● Stated exercise: Only the number is wanted: how many lines contain the string "Global"?
# Records for processing start
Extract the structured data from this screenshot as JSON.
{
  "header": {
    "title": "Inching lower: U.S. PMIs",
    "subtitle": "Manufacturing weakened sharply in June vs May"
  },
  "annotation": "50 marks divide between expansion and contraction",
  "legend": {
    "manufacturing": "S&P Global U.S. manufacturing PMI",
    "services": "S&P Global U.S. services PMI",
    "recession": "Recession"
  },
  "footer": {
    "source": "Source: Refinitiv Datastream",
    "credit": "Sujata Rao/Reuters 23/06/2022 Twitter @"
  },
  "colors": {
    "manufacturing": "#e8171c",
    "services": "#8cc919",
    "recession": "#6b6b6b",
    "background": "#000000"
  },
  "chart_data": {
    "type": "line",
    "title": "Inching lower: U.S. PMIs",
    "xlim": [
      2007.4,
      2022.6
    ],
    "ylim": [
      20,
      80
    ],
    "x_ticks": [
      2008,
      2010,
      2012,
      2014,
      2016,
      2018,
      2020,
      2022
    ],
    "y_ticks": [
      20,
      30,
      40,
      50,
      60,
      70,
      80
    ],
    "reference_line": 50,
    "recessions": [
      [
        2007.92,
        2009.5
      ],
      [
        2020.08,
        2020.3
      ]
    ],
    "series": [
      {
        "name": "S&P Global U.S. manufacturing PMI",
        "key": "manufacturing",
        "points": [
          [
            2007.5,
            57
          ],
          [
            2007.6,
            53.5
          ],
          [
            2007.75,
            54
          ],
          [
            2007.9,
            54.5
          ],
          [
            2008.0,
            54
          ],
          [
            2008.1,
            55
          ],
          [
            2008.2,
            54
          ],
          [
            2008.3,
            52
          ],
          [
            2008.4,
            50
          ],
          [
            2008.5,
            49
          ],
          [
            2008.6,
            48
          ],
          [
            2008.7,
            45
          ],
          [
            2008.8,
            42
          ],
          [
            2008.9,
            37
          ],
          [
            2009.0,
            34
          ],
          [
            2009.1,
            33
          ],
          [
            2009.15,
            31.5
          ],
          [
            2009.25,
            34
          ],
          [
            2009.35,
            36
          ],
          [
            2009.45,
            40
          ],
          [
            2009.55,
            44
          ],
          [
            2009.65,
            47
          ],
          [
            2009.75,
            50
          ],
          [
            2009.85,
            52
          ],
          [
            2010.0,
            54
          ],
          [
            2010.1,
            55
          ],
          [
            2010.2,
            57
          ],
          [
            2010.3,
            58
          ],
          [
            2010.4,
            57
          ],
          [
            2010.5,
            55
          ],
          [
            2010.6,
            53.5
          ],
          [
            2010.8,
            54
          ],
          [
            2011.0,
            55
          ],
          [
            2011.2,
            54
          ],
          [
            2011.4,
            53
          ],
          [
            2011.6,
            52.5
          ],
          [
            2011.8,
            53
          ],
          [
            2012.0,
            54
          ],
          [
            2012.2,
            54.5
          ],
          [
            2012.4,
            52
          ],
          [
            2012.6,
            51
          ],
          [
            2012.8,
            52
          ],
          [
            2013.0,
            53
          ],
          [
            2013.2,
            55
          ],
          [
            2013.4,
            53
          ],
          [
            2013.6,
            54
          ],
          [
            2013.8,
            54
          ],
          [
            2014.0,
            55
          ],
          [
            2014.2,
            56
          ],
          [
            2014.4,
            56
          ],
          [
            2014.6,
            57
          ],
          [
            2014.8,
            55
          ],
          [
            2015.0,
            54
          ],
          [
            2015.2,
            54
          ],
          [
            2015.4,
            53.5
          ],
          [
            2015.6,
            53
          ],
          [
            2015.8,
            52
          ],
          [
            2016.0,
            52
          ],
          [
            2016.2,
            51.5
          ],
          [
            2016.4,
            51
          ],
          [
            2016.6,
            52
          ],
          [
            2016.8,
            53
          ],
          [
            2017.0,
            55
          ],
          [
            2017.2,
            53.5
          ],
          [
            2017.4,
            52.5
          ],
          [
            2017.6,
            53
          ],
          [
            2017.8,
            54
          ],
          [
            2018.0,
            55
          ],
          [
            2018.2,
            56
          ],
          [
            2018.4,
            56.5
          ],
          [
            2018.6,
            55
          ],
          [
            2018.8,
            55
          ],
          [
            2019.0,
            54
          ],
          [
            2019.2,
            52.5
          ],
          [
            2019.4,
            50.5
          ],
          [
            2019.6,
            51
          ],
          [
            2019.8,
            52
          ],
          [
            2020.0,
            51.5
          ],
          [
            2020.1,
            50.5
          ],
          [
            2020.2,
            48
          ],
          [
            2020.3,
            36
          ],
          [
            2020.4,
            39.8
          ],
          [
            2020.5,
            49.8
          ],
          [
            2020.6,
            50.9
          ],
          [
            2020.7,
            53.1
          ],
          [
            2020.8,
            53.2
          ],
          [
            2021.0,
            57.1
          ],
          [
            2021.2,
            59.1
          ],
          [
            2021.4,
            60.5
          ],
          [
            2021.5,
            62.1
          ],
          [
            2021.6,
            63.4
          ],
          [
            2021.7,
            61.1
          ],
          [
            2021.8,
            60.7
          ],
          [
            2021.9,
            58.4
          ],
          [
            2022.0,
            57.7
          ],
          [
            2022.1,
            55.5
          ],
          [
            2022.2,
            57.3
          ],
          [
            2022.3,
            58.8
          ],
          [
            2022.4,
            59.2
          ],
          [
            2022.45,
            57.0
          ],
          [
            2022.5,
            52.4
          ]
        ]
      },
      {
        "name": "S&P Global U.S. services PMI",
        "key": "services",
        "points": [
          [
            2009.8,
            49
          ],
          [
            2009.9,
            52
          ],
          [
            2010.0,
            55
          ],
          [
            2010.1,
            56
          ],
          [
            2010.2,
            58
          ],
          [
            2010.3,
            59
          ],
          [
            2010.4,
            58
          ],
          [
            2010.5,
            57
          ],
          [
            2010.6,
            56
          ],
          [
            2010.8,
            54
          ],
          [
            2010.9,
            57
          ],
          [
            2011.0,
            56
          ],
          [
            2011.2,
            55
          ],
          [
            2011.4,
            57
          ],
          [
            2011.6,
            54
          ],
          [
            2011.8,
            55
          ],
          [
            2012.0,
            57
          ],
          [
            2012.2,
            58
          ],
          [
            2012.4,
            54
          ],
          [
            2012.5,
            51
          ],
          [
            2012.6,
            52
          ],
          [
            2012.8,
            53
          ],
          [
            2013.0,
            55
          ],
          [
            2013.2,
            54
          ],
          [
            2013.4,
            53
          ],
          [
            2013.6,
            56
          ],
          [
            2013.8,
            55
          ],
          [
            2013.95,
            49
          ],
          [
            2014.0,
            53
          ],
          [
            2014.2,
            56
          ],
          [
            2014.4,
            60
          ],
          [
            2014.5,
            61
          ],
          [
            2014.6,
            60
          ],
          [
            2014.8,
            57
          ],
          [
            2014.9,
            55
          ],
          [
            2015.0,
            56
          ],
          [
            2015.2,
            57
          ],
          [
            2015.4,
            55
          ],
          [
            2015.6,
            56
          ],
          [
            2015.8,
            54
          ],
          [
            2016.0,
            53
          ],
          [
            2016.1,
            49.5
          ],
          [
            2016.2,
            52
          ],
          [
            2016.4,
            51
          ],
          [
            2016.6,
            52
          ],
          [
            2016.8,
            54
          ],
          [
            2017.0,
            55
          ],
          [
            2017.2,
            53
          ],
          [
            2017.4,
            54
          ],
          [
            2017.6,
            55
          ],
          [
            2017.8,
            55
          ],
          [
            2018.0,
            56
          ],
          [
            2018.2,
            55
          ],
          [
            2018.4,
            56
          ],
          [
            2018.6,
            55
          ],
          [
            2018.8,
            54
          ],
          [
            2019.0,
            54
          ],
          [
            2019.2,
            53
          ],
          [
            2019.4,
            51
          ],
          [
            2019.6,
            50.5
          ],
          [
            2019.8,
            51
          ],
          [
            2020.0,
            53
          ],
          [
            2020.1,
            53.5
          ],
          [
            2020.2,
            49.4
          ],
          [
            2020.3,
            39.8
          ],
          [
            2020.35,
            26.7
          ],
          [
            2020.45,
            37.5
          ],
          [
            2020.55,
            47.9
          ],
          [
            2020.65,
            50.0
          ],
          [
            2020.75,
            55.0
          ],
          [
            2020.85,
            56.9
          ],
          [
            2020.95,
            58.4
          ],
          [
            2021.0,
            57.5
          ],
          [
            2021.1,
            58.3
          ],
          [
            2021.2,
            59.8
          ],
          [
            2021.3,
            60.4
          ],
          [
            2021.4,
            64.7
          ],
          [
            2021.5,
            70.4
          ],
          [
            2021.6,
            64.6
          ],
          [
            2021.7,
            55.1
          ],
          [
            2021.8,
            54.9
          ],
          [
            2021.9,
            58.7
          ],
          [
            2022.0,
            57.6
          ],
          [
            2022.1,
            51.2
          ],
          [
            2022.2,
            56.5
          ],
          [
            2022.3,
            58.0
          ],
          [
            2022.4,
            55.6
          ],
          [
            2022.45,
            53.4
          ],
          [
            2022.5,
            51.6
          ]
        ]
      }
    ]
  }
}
# Records for processing end
● Problem solution: 4